Work instructions>
In the entries below, the word "Daily" appears on some lines. Copy each of those lines.

Task inputs>
┌──
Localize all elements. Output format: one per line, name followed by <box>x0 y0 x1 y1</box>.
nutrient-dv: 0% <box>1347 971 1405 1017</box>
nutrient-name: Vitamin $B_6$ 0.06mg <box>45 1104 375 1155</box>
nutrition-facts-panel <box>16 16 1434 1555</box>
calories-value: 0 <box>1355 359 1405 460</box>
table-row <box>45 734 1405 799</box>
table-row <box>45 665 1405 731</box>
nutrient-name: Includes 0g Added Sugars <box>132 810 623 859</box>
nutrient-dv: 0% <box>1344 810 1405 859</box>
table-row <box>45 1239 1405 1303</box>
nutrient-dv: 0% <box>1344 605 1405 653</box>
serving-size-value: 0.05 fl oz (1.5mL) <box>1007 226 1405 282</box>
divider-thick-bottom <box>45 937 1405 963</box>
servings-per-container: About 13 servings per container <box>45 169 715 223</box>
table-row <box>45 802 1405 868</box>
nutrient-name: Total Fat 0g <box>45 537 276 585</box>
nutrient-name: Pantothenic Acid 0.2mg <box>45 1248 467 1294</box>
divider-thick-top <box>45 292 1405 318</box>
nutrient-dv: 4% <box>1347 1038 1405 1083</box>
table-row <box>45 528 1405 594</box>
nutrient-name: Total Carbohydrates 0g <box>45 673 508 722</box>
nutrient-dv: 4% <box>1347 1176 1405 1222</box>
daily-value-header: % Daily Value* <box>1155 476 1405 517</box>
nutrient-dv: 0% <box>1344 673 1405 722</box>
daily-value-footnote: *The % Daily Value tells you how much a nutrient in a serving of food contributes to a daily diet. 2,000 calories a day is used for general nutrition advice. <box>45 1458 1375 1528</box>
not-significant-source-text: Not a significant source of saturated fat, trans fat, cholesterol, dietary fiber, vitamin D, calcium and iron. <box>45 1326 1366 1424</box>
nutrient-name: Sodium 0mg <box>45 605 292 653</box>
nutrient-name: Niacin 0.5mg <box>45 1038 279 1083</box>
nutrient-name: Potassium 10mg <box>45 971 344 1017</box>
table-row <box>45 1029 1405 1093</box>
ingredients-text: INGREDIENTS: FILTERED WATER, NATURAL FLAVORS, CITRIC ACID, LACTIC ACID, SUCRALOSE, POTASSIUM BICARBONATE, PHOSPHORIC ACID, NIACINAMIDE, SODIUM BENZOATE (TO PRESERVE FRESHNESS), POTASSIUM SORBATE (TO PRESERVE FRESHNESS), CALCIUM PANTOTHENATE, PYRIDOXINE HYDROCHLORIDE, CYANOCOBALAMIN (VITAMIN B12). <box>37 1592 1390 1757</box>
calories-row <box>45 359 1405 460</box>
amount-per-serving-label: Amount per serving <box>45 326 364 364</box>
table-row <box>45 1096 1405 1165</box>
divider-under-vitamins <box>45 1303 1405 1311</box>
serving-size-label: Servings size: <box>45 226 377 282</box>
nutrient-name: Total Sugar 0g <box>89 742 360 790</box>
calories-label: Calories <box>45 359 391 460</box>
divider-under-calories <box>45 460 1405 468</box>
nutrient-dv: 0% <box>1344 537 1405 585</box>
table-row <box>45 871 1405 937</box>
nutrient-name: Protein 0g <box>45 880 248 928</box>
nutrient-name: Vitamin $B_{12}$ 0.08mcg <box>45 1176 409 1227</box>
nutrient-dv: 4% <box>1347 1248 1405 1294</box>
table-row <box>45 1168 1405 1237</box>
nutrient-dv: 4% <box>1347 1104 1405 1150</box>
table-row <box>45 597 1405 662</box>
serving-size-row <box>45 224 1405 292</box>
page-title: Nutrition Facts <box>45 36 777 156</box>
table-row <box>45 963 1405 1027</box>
└──
Exercise output>
daily-value-header: % Daily Value* <box>1155 476 1405 517</box>
daily-value-footnote: *The % Daily Value tells you how much a nutrient in a serving of food contributes to a daily diet. 2,000 calories a day is used for general nutrition advice. <box>45 1458 1375 1528</box>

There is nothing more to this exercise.